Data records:
— Start —

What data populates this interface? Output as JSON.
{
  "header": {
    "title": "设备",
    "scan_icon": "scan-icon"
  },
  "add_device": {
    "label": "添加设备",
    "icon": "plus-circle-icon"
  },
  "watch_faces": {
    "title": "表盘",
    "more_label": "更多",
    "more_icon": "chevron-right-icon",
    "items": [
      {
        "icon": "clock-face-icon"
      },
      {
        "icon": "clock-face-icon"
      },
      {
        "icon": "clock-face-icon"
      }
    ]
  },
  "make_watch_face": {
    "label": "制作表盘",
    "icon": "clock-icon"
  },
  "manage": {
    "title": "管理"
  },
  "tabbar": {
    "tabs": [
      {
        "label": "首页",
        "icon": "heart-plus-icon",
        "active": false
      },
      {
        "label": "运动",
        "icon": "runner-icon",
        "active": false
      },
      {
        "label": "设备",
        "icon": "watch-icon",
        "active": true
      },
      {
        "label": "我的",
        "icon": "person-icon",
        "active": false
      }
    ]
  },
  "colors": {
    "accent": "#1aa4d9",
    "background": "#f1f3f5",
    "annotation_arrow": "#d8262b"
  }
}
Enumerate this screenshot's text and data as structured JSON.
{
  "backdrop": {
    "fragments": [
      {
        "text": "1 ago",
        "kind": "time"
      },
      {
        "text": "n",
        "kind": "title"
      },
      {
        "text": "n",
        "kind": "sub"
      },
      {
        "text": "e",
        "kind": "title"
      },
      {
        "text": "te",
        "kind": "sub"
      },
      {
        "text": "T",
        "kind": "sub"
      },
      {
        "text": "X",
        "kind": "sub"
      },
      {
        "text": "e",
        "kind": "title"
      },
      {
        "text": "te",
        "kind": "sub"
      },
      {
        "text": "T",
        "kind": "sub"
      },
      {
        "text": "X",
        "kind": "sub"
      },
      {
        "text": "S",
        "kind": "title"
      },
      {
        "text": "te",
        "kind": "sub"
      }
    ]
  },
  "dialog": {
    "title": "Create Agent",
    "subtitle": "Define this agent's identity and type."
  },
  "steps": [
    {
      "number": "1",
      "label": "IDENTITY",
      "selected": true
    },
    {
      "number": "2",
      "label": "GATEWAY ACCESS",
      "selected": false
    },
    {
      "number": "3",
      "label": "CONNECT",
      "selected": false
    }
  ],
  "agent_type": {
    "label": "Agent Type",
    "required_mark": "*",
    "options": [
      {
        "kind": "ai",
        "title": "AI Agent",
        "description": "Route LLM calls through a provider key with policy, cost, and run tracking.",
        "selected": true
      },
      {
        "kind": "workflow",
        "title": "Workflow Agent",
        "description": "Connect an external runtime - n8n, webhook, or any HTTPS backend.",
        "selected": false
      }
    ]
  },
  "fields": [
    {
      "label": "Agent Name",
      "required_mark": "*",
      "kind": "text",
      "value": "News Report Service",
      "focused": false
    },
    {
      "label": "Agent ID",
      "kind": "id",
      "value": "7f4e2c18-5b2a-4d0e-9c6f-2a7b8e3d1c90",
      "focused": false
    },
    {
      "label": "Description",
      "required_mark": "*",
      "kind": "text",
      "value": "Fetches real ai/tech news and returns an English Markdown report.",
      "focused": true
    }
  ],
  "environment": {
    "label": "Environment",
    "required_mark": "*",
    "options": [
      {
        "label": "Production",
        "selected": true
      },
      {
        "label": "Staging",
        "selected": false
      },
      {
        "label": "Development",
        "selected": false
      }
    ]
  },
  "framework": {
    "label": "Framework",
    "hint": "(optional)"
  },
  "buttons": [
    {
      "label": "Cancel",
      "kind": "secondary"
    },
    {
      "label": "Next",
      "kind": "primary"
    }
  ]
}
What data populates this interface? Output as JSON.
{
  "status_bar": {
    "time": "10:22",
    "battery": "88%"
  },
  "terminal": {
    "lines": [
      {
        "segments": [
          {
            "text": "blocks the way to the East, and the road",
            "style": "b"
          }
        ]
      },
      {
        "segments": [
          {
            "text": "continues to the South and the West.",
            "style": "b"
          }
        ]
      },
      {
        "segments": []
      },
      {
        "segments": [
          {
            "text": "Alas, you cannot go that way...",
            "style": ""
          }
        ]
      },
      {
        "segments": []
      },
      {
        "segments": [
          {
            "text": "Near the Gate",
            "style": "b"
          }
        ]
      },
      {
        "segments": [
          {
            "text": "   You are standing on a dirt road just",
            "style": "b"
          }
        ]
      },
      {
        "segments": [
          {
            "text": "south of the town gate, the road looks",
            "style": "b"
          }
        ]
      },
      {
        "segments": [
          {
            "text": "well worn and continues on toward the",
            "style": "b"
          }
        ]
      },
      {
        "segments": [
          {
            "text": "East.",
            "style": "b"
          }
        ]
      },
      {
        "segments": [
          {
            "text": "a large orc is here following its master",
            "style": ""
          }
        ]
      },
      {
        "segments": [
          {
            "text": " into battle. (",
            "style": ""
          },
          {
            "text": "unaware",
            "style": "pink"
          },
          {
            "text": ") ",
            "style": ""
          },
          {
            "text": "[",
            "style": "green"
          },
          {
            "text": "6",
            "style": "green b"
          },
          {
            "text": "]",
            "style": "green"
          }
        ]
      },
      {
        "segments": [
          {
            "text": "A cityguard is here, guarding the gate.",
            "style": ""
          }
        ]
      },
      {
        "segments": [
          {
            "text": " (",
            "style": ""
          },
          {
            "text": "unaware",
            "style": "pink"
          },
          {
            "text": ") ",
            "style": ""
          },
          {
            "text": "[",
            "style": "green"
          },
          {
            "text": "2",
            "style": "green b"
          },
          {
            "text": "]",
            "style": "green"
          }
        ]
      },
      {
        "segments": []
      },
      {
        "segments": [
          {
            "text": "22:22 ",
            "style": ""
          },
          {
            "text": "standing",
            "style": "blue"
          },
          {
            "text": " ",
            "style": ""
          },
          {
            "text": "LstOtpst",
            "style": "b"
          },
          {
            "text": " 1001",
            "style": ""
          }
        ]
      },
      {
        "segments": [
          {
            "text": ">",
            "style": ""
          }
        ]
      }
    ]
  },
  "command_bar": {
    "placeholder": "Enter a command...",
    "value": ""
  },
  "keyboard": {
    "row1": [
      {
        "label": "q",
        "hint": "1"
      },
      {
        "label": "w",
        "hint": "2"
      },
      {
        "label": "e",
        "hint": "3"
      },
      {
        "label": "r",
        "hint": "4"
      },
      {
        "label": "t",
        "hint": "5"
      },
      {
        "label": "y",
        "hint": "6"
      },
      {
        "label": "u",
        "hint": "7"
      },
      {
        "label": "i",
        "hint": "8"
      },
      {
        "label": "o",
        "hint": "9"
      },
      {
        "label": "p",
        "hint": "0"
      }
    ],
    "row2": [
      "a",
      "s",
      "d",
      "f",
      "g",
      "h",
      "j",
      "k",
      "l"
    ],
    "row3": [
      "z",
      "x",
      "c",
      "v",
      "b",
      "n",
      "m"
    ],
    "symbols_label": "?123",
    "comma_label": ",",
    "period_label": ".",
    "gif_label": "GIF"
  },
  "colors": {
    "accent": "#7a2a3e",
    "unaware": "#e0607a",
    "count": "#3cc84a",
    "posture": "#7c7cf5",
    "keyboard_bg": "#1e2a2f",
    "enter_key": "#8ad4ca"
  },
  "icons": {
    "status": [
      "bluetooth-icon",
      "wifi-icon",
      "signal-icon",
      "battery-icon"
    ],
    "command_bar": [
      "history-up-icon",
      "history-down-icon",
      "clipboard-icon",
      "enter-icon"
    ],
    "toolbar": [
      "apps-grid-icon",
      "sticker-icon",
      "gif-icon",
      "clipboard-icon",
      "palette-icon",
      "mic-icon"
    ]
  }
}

— End —

* _Given problem_
Type out the material again exactly as presented.

* _Reply_
What data populates this interface? Output as JSON.
{
  "header": {
    "title": "设备",
    "scan_icon": "scan-icon"
  },
  "add_device": {
    "label": "添加设备",
    "icon": "plus-circle-icon"
  },
  "watch_faces": {
    "title": "表盘",
    "more_label": "更多",
    "more_icon": "chevron-right-icon",
    "items": [
      {
        "icon": "clock-face-icon"
      },
      {
        "icon": "clock-face-icon"
      },
      {
        "icon": "clock-face-icon"
      }
    ]
  },
  "make_watch_face": {
    "label": "制作表盘",
    "icon": "clock-icon"
  },
  "manage": {
    "title": "管理"
  },
  "tabbar": {
    "tabs": [
      {
        "label": "首页",
        "icon": "heart-plus-icon",
        "active": false
      },
      {
        "label": "运动",
        "icon": "runner-icon",
        "active": false
      },
      {
        "label": "设备",
        "icon": "watch-icon",
        "active": true
      },
      {
        "label": "我的",
        "icon": "person-icon",
        "active": false
      }
    ]
  },
  "colors": {
    "accent": "#1aa4d9",
    "background": "#f1f3f5",
    "annotation_arrow": "#d8262b"
  }
}
Enumerate this screenshot's text and data as structured JSON.
{
  "backdrop": {
    "fragments": [
      {
        "text": "1 ago",
        "kind": "time"
      },
      {
        "text": "n",
        "kind": "title"
      },
      {
        "text": "n",
        "kind": "sub"
      },
      {
        "text": "e",
        "kind": "title"
      },
      {
        "text": "te",
        "kind": "sub"
      },
      {
        "text": "T",
        "kind": "sub"
      },
      {
        "text": "X",
        "kind": "sub"
      },
      {
        "text": "e",
        "kind": "title"
      },
      {
        "text": "te",
        "kind": "sub"
      },
      {
        "text": "T",
        "kind": "sub"
      },
      {
        "text": "X",
        "kind": "sub"
      },
      {
        "text": "S",
        "kind": "title"
      },
      {
        "text": "te",
        "kind": "sub"
      }
    ]
  },
  "dialog": {
    "title": "Create Agent",
    "subtitle": "Define this agent's identity and type."
  },
  "steps": [
    {
      "number": "1",
      "label": "IDENTITY",
      "selected": true
    },
    {
      "number": "2",
      "label": "GATEWAY ACCESS",
      "selected": false
    },
    {
      "number": "3",
      "label": "CONNECT",
      "selected": false
    }
  ],
  "agent_type": {
    "label": "Agent Type",
    "required_mark": "*",
    "options": [
      {
        "kind": "ai",
        "title": "AI Agent",
        "description": "Route LLM calls through a provider key with policy, cost, and run tracking.",
        "selected": true
      },
      {
        "kind": "workflow",
        "title": "Workflow Agent",
        "description": "Connect an external runtime - n8n, webhook, or any HTTPS backend.",
        "selected": false
      }
    ]
  },
  "fields": [
    {
      "label": "Agent Name",
      "required_mark": "*",
      "kind": "text",
      "value": "News Report Service",
      "focused": false
    },
    {
      "label": "Agent ID",
      "kind": "id",
      "value": "7f4e2c18-5b2a-4d0e-9c6f-2a7b8e3d1c90",
      "focused": false
    },
    {
      "label": "Description",
      "required_mark": "*",
      "kind": "text",
      "value": "Fetches real ai/tech news and returns an English Markdown report.",
      "focused": true
    }
  ],
  "environment": {
    "label": "Environment",
    "required_mark": "*",
    "options": [
      {
        "label": "Production",
        "selected": true
      },
      {
        "label": "Staging",
        "selected": false
      },
      {
        "label": "Development",
        "selected": false
      }
    ]
  },
  "framework": {
    "label": "Framework",
    "hint": "(optional)"
  },
  "buttons": [
    {
      "label": "Cancel",
      "kind": "secondary"
    },
    {
      "label": "Next",
      "kind": "primary"
    }
  ]
}
What data populates this interface? Output as JSON.
{
  "status_bar": {
    "time": "10:22",
    "battery": "88%"
  },
  "terminal": {
    "lines": [
      {
        "segments": [
          {
            "text": "blocks the way to the East, and the road",
            "style": "b"
          }
        ]
      },
      {
        "segments": [
          {
            "text": "continues to the South and the West.",
            "style": "b"
          }
        ]
      },
      {
        "segments": []
      },
      {
        "segments": [
          {
            "text": "Alas, you cannot go that way...",
            "style": ""
          }
        ]
      },
      {
        "segments": []
      },
      {
        "segments": [
          {
            "text": "Near the Gate",
            "style": "b"
          }
        ]
      },
      {
        "segments": [
          {
            "text": "   You are standing on a dirt road just",
            "style": "b"
          }
        ]
      },
      {
        "segments": [
          {
            "text": "south of the town gate, the road looks",
            "style": "b"
          }
        ]
      },
      {
        "segments": [
          {
            "text": "well worn and continues on toward the",
            "style": "b"
          }
        ]
      },
      {
        "segments": [
          {
            "text": "East.",
            "style": "b"
          }
        ]
      },
      {
        "segments": [
          {
            "text": "a large orc is here following its master",
            "style": ""
          }
        ]
      },
      {
        "segments": [
          {
            "text": " into battle. (",
            "style": ""
          },
          {
            "text": "unaware",
            "style": "pink"
          },
          {
            "text": ") ",
            "style": ""
          },
          {
            "text": "[",
            "style": "green"
          },
          {
            "text": "6",
            "style": "green b"
          },
          {
            "text": "]",
            "style": "green"
          }
        ]
      },
      {
        "segments": [
          {
            "text": "A cityguard is here, guarding the gate.",
            "style": ""
          }
        ]
      },
      {
        "segments": [
          {
            "text": " (",
            "style": ""
          },
          {
            "text": "unaware",
            "style": "pink"
          },
          {
            "text": ") ",
            "style": ""
          },
          {
            "text": "[",
            "style": "green"
          },
          {
            "text": "2",
            "style": "green b"
          },
          {
            "text": "]",
            "style": "green"
          }
        ]
      },
      {
        "segments": []
      },
      {
        "segments": [
          {
            "text": "22:22 ",
            "style": ""
          },
          {
            "text": "standing",
            "style": "blue"
          },
          {
            "text": " ",
            "style": ""
          },
          {
            "text": "LstOtpst",
            "style": "b"
          },
          {
            "text": " 1001",
            "style": ""
          }
        ]
      },
      {
        "segments": [
          {
            "text": ">",
            "style": ""
          }
        ]
      }
    ]
  },
  "command_bar": {
    "placeholder": "Enter a command...",
    "value": ""
  },
  "keyboard": {
    "row1": [
      {
        "label": "q",
        "hint": "1"
      },
      {
        "label": "w",
        "hint": "2"
      },
      {
        "label": "e",
        "hint": "3"
      },
      {
        "label": "r",
        "hint": "4"
      },
      {
        "label": "t",
        "hint": "5"
      },
      {
        "label": "y",
        "hint": "6"
      },
      {
        "label": "u",
        "hint": "7"
      },
      {
        "label": "i",
        "hint": "8"
      },
      {
        "label": "o",
        "hint": "9"
      },
      {
        "label": "p",
        "hint": "0"
      }
    ],
    "row2": [
      "a",
      "s",
      "d",
      "f",
      "g",
      "h",
      "j",
      "k",
      "l"
    ],
    "row3": [
      "z",
      "x",
      "c",
      "v",
      "b",
      "n",
      "m"
    ],
    "symbols_label": "?123",
    "comma_label": ",",
    "period_label": ".",
    "gif_label": "GIF"
  },
  "colors": {
    "accent": "#7a2a3e",
    "unaware": "#e0607a",
    "count": "#3cc84a",
    "posture": "#7c7cf5",
    "keyboard_bg": "#1e2a2f",
    "enter_key": "#8ad4ca"
  },
  "icons": {
    "status": [
      "bluetooth-icon",
      "wifi-icon",
      "signal-icon",
      "battery-icon"
    ],
    "command_bar": [
      "history-up-icon",
      "history-down-icon",
      "clipboard-icon",
      "enter-icon"
    ],
    "toolbar": [
      "apps-grid-icon",
      "sticker-icon",
      "gif-icon",
      "clipboard-icon",
      "palette-icon",
      "mic-icon"
    ]
  }
}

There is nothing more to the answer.